◆ **Goal**: Your task is to copy every line of the records below that contains "from".
----- The input
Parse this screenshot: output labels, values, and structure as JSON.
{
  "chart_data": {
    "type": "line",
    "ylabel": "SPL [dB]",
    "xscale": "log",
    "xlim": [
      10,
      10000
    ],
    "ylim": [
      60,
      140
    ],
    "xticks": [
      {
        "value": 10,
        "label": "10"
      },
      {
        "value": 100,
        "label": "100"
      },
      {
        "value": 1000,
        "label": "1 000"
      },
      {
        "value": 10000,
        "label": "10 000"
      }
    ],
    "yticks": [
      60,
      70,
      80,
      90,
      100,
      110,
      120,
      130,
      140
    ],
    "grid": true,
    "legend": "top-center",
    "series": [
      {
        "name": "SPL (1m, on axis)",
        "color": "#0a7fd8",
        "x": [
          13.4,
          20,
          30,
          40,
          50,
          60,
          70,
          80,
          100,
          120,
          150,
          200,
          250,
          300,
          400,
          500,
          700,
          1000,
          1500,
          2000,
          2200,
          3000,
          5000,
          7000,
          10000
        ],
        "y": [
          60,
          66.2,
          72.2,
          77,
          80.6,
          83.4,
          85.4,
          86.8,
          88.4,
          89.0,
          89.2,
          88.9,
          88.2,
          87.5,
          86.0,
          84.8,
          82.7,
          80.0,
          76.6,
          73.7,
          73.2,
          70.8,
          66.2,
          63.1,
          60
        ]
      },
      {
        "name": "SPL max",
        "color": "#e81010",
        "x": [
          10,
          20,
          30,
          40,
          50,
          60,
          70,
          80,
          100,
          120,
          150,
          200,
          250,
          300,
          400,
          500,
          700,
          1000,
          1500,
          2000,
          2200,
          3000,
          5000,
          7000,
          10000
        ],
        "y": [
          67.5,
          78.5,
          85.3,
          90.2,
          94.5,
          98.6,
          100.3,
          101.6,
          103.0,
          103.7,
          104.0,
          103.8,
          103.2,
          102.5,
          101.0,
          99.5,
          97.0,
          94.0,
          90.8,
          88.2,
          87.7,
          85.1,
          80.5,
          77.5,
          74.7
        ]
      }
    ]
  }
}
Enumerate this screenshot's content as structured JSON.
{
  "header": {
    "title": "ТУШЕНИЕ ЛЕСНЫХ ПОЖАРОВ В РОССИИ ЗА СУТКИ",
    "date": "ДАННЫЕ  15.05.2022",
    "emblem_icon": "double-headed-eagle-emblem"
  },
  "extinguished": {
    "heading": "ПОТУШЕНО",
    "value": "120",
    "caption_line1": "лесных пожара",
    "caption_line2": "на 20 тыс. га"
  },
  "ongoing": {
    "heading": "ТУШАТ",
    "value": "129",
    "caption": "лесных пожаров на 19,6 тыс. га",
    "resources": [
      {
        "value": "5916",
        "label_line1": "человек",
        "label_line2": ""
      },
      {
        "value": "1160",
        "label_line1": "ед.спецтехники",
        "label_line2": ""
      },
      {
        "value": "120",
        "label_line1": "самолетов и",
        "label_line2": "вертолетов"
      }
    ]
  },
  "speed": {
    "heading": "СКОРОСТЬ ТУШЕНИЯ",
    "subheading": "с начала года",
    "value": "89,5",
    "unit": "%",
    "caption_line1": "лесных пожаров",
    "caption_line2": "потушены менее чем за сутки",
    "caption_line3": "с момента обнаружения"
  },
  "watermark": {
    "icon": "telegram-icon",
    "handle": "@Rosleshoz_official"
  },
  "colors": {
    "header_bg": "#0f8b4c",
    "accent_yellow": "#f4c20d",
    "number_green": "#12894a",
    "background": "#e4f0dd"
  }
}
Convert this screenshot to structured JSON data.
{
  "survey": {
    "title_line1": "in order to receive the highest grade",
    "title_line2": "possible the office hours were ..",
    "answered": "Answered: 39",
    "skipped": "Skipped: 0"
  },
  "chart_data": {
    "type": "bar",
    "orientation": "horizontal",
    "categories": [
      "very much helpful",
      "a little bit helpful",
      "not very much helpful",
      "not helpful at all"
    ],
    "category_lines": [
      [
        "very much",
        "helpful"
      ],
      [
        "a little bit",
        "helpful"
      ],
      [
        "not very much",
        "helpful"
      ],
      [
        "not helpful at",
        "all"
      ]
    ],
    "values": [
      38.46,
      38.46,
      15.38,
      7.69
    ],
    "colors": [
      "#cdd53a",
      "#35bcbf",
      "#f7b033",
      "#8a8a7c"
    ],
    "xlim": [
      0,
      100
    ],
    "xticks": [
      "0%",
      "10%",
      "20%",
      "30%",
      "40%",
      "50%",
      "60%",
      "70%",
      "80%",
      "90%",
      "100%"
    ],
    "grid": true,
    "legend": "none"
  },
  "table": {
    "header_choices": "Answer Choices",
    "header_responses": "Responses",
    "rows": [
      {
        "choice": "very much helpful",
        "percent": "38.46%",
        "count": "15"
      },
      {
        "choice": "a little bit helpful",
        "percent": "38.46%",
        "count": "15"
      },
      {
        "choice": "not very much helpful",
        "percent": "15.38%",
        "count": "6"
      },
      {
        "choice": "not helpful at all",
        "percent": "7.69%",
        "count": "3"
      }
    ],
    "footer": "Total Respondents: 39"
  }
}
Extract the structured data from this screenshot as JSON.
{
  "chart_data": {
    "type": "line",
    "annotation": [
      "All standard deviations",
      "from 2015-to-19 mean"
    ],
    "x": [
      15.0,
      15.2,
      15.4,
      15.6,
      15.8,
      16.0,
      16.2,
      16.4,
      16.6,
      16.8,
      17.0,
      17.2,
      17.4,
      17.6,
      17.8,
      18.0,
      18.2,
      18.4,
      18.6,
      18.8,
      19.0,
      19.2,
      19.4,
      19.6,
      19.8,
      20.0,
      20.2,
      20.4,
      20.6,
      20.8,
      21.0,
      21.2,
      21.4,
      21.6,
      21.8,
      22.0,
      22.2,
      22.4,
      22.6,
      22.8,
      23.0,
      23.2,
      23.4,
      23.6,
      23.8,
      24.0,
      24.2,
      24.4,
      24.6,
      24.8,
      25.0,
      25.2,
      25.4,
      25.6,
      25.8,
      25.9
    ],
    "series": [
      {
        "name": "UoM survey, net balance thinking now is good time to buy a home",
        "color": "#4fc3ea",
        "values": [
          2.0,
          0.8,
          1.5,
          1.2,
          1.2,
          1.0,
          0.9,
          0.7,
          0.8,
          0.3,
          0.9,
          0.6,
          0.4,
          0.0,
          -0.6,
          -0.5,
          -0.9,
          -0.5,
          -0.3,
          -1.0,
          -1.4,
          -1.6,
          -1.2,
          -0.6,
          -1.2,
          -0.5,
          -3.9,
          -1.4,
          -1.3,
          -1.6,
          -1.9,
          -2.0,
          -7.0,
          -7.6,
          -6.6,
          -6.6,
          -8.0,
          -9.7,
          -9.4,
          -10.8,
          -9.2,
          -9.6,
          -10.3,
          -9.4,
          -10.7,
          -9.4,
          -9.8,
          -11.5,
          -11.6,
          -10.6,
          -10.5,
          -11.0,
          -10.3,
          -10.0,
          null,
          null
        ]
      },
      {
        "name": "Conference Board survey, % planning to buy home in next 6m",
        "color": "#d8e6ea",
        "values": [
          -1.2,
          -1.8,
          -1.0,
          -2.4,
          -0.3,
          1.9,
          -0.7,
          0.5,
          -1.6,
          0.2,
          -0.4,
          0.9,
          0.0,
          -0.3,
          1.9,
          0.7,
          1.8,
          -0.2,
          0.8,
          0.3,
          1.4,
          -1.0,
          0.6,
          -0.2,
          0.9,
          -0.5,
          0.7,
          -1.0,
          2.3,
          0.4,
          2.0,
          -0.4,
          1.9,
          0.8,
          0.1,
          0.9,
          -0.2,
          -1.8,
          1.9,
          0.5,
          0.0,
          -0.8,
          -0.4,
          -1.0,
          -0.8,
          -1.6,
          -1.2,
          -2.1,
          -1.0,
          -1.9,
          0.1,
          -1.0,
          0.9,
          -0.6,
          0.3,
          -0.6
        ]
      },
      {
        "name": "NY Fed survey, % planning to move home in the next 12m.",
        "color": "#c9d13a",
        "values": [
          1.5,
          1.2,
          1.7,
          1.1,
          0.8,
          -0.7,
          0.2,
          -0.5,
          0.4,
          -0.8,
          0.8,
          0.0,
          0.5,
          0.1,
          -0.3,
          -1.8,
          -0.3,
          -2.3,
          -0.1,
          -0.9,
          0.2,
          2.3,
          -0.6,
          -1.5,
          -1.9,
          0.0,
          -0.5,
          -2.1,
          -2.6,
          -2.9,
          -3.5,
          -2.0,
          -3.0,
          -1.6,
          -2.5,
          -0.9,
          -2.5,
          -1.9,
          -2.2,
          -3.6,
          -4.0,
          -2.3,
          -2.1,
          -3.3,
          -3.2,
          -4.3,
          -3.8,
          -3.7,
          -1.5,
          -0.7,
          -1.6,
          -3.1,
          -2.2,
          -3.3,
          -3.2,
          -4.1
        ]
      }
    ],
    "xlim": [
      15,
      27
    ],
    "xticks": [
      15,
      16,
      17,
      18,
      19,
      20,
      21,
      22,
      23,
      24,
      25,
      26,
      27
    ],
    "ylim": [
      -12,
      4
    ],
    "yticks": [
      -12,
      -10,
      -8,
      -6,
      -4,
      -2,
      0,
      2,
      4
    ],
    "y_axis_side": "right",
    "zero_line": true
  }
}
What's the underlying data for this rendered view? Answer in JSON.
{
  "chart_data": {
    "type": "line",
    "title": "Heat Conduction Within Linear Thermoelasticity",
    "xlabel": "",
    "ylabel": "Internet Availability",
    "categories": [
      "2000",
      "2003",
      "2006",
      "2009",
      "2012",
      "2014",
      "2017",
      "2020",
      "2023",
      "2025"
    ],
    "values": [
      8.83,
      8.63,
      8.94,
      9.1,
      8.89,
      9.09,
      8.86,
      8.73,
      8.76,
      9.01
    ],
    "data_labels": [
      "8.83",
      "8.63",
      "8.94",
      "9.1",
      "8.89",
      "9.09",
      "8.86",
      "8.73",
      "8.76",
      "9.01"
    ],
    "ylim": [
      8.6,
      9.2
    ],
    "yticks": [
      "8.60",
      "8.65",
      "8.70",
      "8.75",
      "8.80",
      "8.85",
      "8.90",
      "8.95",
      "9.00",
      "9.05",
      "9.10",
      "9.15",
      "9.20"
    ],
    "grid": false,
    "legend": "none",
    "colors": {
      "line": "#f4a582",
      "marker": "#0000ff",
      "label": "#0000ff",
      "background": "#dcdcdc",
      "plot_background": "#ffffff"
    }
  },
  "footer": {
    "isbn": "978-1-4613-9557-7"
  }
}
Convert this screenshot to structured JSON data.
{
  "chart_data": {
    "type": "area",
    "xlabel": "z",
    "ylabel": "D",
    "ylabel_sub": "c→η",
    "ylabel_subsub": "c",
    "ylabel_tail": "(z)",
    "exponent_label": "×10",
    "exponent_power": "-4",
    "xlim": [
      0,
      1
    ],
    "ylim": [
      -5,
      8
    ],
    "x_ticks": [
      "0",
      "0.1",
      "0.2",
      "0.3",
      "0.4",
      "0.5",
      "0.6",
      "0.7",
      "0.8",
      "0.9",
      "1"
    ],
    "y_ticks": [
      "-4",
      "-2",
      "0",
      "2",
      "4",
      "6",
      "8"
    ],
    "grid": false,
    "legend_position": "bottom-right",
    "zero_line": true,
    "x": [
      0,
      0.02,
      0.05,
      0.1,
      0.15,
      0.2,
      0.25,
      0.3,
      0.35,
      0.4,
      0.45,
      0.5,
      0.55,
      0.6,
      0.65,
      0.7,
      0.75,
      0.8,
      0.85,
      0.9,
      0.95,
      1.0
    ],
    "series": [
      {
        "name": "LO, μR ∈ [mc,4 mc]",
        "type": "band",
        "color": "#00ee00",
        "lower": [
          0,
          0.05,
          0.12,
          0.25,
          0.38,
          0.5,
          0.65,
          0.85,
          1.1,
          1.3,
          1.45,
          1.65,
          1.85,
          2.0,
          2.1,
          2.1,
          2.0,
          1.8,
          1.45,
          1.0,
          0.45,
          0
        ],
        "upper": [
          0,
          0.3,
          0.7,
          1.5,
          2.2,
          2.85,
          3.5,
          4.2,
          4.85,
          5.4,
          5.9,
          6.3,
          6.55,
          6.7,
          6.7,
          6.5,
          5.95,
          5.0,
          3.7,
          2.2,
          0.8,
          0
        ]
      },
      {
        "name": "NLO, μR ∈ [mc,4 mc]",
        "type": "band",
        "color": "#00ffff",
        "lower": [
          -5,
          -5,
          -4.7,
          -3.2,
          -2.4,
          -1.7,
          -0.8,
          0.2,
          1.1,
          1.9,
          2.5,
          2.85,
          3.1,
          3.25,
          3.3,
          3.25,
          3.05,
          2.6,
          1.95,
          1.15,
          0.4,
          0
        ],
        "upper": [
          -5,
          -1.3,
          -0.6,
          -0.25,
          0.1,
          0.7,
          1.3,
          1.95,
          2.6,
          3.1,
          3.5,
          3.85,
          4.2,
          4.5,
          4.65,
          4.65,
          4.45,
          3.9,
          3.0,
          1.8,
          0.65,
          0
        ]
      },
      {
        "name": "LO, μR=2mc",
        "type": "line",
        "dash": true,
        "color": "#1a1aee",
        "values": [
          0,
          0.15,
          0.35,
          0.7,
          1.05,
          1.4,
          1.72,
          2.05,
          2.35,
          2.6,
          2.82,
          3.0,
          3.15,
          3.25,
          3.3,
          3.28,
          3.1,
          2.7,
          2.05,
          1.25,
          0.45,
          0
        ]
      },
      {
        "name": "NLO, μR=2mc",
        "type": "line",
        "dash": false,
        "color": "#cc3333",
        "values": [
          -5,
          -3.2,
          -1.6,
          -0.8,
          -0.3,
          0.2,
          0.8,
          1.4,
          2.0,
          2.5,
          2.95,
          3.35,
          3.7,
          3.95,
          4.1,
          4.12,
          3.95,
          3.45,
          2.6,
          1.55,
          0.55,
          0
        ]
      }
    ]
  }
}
----------
◆ **Solution for this task**:
Extract the structured data from this screenshot as JSON.
      "from 2015-to-19 mean"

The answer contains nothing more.